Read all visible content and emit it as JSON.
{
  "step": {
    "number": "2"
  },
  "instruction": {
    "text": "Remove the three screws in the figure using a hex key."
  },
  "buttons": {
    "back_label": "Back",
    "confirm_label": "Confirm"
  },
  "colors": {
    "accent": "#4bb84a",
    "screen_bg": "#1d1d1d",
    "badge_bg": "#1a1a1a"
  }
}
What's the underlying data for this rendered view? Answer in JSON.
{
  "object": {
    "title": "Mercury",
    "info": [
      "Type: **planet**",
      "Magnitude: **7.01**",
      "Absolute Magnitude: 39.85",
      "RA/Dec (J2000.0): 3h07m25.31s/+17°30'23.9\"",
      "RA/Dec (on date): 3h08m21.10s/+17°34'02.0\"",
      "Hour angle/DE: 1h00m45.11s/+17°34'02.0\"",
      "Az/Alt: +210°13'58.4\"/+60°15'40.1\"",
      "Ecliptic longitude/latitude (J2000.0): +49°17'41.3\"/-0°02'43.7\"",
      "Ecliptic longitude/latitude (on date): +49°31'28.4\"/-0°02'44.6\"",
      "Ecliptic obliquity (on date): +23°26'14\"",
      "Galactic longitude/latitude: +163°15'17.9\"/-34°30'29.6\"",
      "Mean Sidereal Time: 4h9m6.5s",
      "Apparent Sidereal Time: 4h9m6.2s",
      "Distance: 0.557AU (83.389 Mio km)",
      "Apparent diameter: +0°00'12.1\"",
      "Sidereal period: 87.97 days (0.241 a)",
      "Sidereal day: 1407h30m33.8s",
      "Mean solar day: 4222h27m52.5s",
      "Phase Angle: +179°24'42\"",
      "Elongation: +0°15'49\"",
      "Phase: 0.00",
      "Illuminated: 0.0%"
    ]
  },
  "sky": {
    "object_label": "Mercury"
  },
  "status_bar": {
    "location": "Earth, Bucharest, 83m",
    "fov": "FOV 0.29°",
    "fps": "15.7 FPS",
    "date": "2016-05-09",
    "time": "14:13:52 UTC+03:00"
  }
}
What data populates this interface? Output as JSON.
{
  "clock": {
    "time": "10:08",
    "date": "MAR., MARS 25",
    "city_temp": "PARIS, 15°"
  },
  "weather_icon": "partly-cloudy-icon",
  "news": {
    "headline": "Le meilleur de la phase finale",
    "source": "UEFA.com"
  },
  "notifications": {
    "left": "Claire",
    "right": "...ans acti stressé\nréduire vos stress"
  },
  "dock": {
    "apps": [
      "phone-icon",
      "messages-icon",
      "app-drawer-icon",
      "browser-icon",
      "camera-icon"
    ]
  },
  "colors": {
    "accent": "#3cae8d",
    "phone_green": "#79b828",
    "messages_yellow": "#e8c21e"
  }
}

----------------

* SHORT TASK:
From the line holding "What data populates" through the last line above, reproduce each line exactly and add nothing.

* RESPONSE FOR THIS EXERCISE:
What data populates this interface? Output as JSON.
{
  "clock": {
    "time": "10:08",
    "date": "MAR., MARS 25",
    "city_temp": "PARIS, 15°"
  },
  "weather_icon": "partly-cloudy-icon",
  "news": {
    "headline": "Le meilleur de la phase finale",
    "source": "UEFA.com"
  },
  "notifications": {
    "left": "Claire",
    "right": "...ans acti stressé\nréduire vos stress"
  },
  "dock": {
    "apps": [
      "phone-icon",
      "messages-icon",
      "app-drawer-icon",
      "browser-icon",
      "camera-icon"
    ]
  },
  "colors": {
    "accent": "#3cae8d",
    "phone_green": "#79b828",
    "messages_yellow": "#e8c21e"
  }
}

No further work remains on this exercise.